Goal:
Count every line that holds the string "Новым", then give that number alone.

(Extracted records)
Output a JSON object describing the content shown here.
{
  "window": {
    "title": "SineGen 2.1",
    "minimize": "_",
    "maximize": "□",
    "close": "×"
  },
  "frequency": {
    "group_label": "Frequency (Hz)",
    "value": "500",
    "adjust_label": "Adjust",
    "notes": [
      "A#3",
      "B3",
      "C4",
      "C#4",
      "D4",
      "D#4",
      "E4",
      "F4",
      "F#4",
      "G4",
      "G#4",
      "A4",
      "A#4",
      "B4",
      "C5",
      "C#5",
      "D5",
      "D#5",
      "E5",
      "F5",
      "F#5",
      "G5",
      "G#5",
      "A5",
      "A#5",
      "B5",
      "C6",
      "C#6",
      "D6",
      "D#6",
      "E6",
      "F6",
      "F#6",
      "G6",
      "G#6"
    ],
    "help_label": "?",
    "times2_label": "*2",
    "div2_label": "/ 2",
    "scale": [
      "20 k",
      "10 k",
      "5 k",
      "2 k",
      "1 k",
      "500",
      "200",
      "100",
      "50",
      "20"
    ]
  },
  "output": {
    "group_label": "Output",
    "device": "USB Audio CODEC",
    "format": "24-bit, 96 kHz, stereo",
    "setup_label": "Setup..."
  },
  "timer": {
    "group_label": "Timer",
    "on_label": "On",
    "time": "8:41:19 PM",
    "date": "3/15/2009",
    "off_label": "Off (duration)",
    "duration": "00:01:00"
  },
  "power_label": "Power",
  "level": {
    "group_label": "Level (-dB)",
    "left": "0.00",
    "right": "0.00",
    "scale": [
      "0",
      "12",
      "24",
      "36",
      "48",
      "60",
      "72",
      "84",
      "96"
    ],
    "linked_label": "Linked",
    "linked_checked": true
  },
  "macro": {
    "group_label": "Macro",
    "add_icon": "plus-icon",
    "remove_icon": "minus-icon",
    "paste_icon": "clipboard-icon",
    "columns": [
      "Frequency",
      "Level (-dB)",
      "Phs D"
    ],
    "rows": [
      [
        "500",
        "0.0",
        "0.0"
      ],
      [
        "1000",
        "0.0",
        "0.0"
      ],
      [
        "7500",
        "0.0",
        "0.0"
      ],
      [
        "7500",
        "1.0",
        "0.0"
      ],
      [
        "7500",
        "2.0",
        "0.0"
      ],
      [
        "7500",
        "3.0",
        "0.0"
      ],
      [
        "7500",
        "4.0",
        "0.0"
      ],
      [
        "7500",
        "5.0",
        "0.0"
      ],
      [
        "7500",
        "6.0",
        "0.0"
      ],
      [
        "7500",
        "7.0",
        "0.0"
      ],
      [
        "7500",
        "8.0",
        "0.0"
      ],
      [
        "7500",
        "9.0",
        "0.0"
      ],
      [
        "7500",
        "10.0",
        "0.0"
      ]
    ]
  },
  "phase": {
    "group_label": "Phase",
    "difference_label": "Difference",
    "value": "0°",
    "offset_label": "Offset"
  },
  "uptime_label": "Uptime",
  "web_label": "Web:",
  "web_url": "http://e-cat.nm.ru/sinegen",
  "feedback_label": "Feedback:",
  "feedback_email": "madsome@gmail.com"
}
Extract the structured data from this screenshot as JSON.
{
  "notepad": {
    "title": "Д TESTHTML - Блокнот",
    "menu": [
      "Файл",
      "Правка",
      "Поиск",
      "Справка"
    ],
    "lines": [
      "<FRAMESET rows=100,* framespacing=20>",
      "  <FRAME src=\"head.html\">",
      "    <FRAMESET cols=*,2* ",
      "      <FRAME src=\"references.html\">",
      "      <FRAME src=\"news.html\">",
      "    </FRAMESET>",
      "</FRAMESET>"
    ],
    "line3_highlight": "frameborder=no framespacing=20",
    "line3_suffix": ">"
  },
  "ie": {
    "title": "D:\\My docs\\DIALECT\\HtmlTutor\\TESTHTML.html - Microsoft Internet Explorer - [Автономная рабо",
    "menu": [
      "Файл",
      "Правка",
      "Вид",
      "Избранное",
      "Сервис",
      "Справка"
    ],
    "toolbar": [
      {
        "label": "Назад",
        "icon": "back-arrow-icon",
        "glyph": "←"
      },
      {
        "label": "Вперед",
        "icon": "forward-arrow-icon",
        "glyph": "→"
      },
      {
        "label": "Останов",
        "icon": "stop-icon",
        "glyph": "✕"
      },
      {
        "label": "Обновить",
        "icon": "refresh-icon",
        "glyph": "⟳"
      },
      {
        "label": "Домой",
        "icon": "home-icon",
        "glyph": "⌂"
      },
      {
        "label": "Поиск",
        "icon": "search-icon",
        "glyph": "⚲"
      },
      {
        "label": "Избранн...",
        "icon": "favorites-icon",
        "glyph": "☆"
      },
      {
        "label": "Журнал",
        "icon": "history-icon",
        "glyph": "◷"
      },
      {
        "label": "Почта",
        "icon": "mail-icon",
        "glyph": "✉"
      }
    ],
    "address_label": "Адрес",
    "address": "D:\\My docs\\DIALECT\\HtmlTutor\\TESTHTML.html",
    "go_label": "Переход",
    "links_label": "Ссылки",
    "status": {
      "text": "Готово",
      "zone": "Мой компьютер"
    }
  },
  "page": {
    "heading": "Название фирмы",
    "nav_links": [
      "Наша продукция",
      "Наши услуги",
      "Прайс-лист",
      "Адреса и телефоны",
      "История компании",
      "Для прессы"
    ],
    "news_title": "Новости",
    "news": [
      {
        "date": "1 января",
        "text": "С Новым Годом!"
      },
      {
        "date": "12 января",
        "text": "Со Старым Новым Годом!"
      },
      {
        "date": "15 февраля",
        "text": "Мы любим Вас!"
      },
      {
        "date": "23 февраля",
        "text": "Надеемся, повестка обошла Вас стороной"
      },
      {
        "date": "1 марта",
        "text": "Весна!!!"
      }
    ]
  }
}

Task response:
2